*EXERCISE BRIEF*
Locate the lines that hold the string "system". Copy every such line.

*EXTRACTED INFORMATION*
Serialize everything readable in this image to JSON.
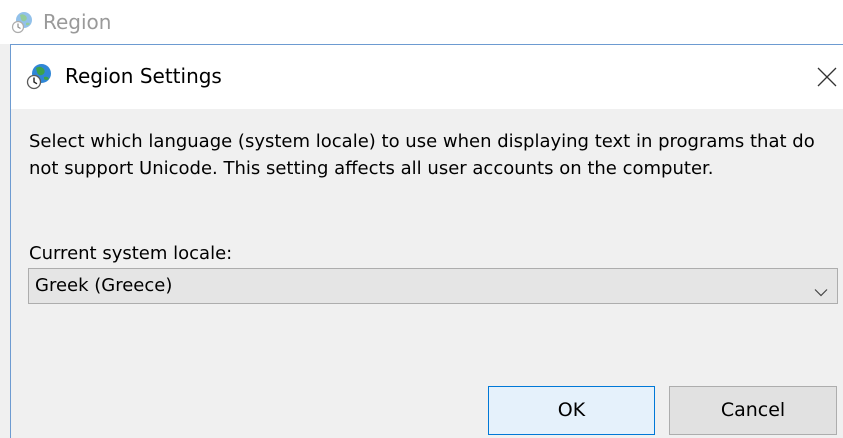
{
  "parent_window": {
    "title": "Region",
    "icon": "globe-clock-icon"
  },
  "dialog": {
    "title": "Region Settings",
    "icon": "globe-clock-icon",
    "close_icon": "close-icon",
    "description": "Select which language (system locale) to use when displaying text in programs that do not support Unicode. This setting affects all user accounts on the computer.",
    "locale_label": "Current system locale:",
    "locale_select": {
      "selected": "Greek (Greece)",
      "icon": "chevron-down-icon"
    },
    "buttons": {
      "ok_label": "OK",
      "cancel_label": "Cancel"
    }
  },
  "colors": {
    "accent": "#0078d7",
    "dialog_border": "#6d9bd1",
    "background": "#f0f0f0"
  }
}
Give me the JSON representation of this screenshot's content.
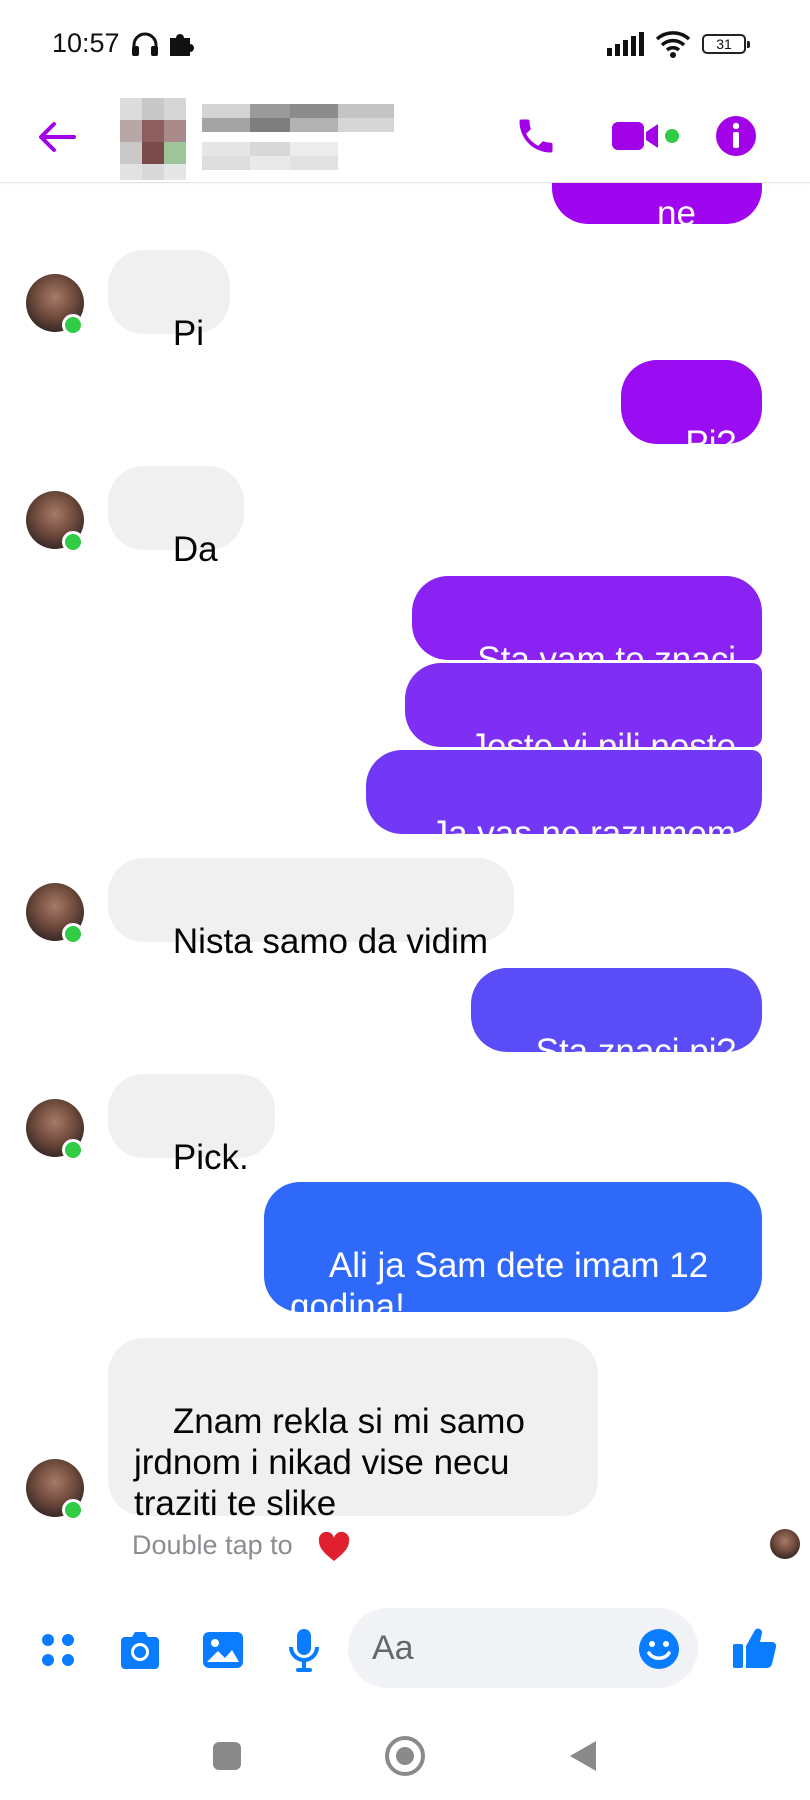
{
  "status_bar": {
    "time": "10:57",
    "battery": "31"
  },
  "header": {
    "icons": [
      "back-arrow-icon",
      "phone-icon",
      "video-camera-icon",
      "info-icon"
    ],
    "accent_color": "#a200e6",
    "online_color": "#31cc46"
  },
  "messages": [
    {
      "from": "me",
      "text": "ne znam",
      "color": "#a005f0"
    },
    {
      "from": "them",
      "text": "Pi"
    },
    {
      "from": "me",
      "text": "Pi?",
      "color": "#9a0cf2"
    },
    {
      "from": "them",
      "text": "Da"
    },
    {
      "from": "me",
      "text": "Sta vam to znaci",
      "color": "#8a22f3"
    },
    {
      "from": "me",
      "text": "Jeste vi pili nesto",
      "color": "#7f2ef4"
    },
    {
      "from": "me",
      "text": "Ja vas ne razumem",
      "color": "#7238f5"
    },
    {
      "from": "them",
      "text": "Nista samo da vidim"
    },
    {
      "from": "me",
      "text": "Sta znaci pi?",
      "color": "#5a4cf6"
    },
    {
      "from": "them",
      "text": "Pick."
    },
    {
      "from": "me",
      "text": "Ali ja Sam dete imam 12 godina!",
      "color": "#2f69f9"
    },
    {
      "from": "them",
      "text": "Znam rekla si mi samo jrdnom i nikad vise necu traziti te slike"
    }
  ],
  "reaction_hint": "Double tap to",
  "composer": {
    "placeholder": "Aa",
    "icons": [
      "apps-grid-icon",
      "camera-icon",
      "image-icon",
      "microphone-icon",
      "emoji-icon",
      "thumbs-up-icon"
    ],
    "accent_color": "#0a7cff"
  },
  "nav_bar": {
    "icons": [
      "recents-square-icon",
      "home-circle-icon",
      "back-triangle-icon"
    ]
  }
}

*THE OUTPUT*
    "description": "Select which language (system locale) to use when displaying text in programs that do not support Unicode. This setting affects all user accounts on the computer.",
    "locale_label": "Current system locale:",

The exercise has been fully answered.